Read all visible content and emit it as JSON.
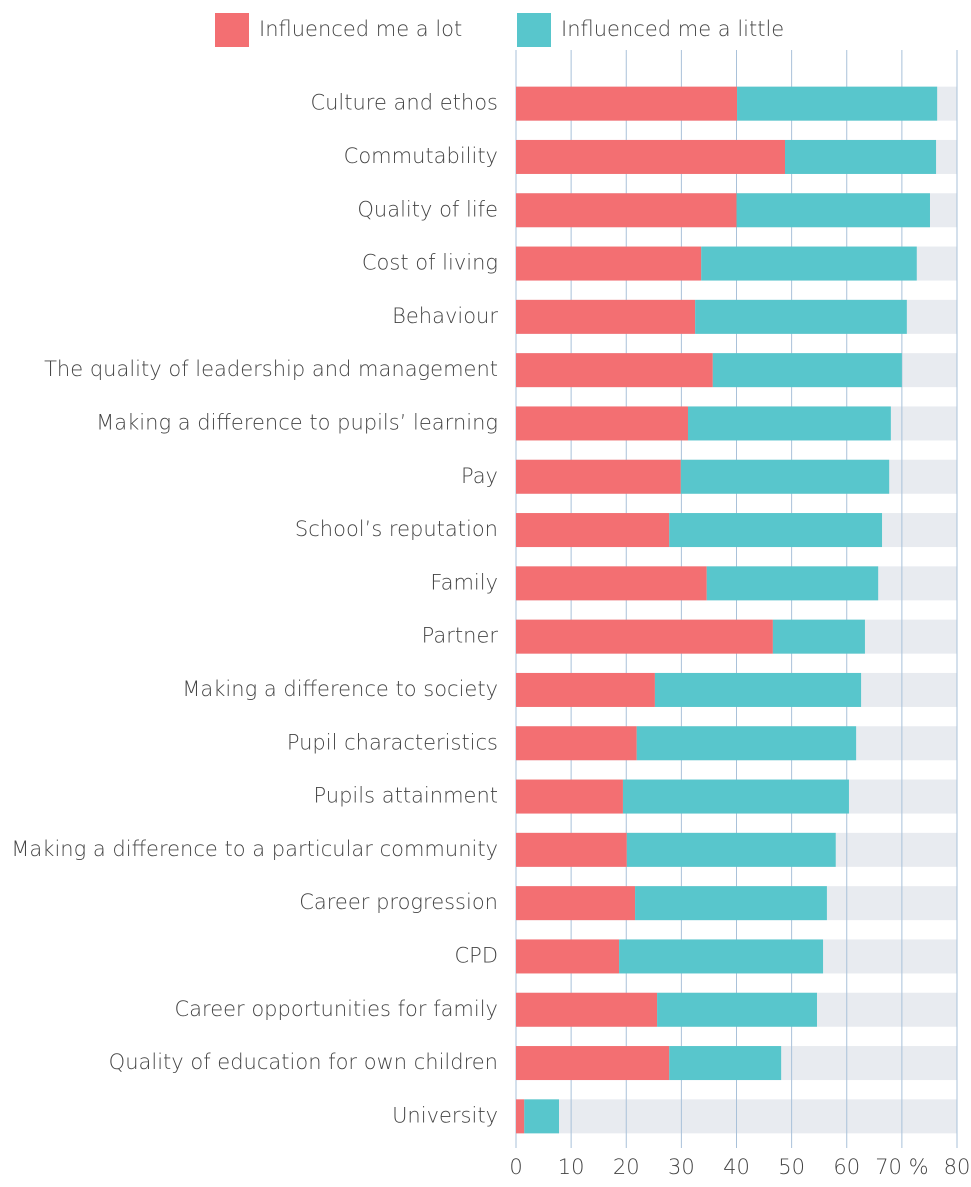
{
  "chart_data": {
    "type": "stacked_barh",
    "categories": [
      "Culture and ethos",
      "Commutability",
      "Quality of life",
      "Cost of living",
      "Behaviour",
      "The quality of leadership and management",
      "Making a difference to pupils’ learning",
      "Pay",
      "School’s reputation",
      "Family",
      "Partner",
      "Making a difference to society",
      "Pupil characteristics",
      "Pupils attainment",
      "Making a difference to a particular community",
      "Career progression",
      "CPD",
      "Career opportunities for family",
      "Quality of education for own children",
      "University"
    ],
    "series": [
      {
        "name": "Influenced me a lot",
        "color": "#f36f72",
        "values": [
          40.1,
          48.8,
          40,
          33.6,
          32.5,
          35.7,
          31.2,
          29.9,
          27.8,
          34.6,
          46.6,
          25.2,
          21.9,
          19.4,
          20.1,
          21.6,
          18.7,
          25.6,
          27.8,
          1.5
        ]
      },
      {
        "name": "Influenced me a little",
        "color": "#58c6cc",
        "values": [
          36.3,
          27.4,
          35.1,
          39.1,
          38.4,
          34.3,
          36.8,
          37.8,
          38.6,
          31.1,
          16.7,
          37.4,
          39.8,
          41,
          37.9,
          34.8,
          37,
          29,
          20.3,
          6.3
        ]
      }
    ],
    "xlim": [
      0,
      80
    ],
    "xticks": [
      0,
      10,
      20,
      30,
      40,
      50,
      60,
      {
        "value": 70,
        "label": "70 %"
      },
      80
    ],
    "grid": true,
    "legend": "top"
  }
}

_Given instruction_
Check the data for the word "Career" and pull out the lines that have it.

_Exercise solution_
      "Career progression",
      "Career opportunities for family",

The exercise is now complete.